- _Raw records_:
########
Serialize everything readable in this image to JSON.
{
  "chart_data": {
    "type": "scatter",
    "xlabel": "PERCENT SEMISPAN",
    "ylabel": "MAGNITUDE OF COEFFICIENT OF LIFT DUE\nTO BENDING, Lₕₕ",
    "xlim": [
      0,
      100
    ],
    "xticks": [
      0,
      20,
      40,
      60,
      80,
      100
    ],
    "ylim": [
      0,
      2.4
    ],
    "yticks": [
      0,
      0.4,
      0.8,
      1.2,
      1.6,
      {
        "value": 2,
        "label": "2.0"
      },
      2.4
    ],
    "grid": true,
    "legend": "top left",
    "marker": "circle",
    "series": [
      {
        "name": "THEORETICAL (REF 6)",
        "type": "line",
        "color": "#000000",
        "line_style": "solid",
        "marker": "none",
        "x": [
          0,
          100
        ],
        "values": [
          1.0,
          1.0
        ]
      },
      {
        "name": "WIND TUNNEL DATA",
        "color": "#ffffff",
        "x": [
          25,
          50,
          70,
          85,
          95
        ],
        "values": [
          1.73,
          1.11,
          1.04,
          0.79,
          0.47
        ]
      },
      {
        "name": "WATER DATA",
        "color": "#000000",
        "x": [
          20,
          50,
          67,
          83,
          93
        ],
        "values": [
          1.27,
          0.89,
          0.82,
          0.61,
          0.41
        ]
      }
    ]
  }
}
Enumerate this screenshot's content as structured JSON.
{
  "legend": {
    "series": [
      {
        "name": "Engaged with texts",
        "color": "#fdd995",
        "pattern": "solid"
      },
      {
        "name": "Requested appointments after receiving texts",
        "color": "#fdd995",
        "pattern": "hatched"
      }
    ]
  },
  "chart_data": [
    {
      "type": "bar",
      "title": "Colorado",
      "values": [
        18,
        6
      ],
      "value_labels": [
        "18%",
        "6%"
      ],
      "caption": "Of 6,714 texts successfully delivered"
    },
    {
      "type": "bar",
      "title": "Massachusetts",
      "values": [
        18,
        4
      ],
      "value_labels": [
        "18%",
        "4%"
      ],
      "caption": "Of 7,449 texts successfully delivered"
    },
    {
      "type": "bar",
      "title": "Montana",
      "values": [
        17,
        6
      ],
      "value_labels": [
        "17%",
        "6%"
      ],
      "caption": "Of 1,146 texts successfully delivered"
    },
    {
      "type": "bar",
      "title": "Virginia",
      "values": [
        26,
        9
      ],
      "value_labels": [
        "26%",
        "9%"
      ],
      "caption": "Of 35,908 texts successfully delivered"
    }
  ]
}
########
- _Goal of the exercise_: Copy each line of the data that contains the word "texts".

- _Solution to the problem_:
        "name": "Engaged with texts",
        "name": "Requested appointments after receiving texts",
      "caption": "Of 6,714 texts successfully delivered"
      "caption": "Of 7,449 texts successfully delivered"
      "caption": "Of 1,146 texts successfully delivered"
      "caption": "Of 35,908 texts successfully delivered"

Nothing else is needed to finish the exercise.